### WHAT IS ASKED
For each line of the data below that holds "JSON", copy the line.

[Dataset records]
┄┄┄┄┄┄┄┄┄┄┄┄┄┄┄┄┄┄┄┄

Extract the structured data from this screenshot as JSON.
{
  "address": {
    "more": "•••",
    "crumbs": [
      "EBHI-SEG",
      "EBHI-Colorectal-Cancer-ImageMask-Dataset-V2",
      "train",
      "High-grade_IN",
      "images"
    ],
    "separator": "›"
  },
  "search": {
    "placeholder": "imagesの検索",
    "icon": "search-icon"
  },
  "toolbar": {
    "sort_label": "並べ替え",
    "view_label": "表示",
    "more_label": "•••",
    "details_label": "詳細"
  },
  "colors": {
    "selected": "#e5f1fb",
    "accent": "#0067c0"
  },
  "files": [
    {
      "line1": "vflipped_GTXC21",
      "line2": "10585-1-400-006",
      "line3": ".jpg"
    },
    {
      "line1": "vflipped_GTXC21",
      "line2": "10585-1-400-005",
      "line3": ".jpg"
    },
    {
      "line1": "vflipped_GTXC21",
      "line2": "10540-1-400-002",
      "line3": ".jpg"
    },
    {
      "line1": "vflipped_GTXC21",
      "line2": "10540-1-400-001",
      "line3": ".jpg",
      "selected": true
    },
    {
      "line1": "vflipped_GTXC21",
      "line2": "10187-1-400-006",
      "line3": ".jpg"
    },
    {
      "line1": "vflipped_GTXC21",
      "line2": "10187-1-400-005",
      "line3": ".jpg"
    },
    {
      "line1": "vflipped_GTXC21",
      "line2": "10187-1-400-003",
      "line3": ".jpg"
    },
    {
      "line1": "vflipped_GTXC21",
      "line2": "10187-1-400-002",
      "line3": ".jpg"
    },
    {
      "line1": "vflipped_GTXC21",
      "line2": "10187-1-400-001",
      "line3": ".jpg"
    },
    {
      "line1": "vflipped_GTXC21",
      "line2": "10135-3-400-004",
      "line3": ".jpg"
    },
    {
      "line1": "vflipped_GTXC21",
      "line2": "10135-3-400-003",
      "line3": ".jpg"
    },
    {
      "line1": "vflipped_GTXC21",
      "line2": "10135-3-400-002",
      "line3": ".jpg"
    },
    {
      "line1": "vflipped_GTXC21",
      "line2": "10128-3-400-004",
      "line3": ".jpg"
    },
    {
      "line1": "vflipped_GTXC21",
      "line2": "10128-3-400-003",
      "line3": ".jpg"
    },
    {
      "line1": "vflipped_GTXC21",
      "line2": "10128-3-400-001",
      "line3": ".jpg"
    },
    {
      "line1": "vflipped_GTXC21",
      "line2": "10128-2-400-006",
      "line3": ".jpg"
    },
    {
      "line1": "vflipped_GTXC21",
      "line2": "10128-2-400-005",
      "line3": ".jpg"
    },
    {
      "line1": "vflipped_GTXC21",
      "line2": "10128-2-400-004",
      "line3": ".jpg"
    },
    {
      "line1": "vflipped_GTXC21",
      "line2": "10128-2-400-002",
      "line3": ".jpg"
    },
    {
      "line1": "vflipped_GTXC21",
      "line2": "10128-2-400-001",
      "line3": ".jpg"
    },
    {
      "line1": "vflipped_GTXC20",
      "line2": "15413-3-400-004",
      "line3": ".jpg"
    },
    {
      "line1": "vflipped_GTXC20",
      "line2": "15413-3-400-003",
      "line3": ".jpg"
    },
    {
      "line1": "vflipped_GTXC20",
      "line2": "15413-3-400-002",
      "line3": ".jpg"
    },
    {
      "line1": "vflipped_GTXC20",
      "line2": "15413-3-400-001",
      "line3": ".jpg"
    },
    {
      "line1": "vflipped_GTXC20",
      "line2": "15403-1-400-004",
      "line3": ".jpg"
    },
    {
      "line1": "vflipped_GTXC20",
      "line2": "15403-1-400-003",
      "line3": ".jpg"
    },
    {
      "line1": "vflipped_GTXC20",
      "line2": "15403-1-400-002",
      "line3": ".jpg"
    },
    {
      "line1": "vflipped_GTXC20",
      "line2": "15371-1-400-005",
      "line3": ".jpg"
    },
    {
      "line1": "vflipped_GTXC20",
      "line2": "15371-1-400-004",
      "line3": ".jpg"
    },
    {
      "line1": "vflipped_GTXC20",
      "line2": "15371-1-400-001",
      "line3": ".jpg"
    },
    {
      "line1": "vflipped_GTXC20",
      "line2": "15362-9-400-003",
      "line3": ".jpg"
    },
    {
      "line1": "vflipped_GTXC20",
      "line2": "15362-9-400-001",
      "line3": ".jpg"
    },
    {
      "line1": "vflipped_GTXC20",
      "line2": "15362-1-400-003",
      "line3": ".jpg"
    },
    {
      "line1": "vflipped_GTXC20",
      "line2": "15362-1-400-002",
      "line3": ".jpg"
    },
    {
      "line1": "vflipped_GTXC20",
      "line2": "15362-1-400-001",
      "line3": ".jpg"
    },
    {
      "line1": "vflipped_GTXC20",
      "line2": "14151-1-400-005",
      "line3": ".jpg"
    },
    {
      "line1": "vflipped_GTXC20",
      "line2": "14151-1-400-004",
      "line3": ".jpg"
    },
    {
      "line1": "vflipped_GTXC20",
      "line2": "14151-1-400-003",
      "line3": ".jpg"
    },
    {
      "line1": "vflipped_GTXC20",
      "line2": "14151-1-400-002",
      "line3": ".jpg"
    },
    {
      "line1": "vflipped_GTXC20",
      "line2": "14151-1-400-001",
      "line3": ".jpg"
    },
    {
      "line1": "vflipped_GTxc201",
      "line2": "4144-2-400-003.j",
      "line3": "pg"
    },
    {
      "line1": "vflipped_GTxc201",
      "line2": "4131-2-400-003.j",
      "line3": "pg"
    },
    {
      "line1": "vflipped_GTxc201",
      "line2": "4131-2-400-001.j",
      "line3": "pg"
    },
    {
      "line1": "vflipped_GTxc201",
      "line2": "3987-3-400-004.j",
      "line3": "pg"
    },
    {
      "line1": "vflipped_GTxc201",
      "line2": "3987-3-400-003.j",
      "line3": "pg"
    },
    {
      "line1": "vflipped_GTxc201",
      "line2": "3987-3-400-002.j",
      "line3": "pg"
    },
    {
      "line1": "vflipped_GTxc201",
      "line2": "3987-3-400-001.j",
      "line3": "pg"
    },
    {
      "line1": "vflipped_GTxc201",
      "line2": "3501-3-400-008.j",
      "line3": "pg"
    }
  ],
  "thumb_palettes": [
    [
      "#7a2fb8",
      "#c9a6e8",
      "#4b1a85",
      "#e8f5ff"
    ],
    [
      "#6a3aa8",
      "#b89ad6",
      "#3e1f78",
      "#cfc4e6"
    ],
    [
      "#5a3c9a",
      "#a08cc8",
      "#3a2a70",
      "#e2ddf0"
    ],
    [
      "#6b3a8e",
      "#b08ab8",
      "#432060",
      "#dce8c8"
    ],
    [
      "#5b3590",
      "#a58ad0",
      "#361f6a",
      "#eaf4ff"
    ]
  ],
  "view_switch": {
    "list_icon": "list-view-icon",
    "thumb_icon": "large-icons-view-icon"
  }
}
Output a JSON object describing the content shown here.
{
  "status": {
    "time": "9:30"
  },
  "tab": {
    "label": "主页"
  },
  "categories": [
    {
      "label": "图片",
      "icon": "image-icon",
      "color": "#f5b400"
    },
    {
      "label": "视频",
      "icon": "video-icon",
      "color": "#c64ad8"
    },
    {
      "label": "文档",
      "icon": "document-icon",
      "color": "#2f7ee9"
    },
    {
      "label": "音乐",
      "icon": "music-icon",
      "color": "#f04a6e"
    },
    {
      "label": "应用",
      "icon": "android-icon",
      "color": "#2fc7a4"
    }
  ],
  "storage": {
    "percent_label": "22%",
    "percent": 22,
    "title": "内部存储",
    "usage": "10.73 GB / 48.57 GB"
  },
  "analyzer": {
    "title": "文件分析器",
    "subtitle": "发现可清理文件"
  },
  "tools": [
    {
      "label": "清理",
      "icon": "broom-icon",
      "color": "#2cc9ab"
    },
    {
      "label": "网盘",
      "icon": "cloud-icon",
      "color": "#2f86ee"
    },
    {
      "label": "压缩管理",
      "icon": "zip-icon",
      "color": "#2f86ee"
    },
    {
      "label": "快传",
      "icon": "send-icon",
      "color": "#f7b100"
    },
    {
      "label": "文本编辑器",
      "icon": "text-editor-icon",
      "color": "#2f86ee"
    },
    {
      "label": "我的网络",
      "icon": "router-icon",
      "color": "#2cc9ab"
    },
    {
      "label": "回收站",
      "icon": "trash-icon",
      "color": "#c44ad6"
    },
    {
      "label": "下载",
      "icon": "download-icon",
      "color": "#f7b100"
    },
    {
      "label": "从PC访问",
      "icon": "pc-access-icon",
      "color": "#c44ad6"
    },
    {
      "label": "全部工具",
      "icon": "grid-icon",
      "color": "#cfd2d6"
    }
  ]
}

┄┄┄┄┄┄┄┄┄┄┄┄┄┄┄┄┄┄┄┄

### RESULT FOR THIS TASK
Extract the structured data from this screenshot as JSON.
Output a JSON object describing the content shown here.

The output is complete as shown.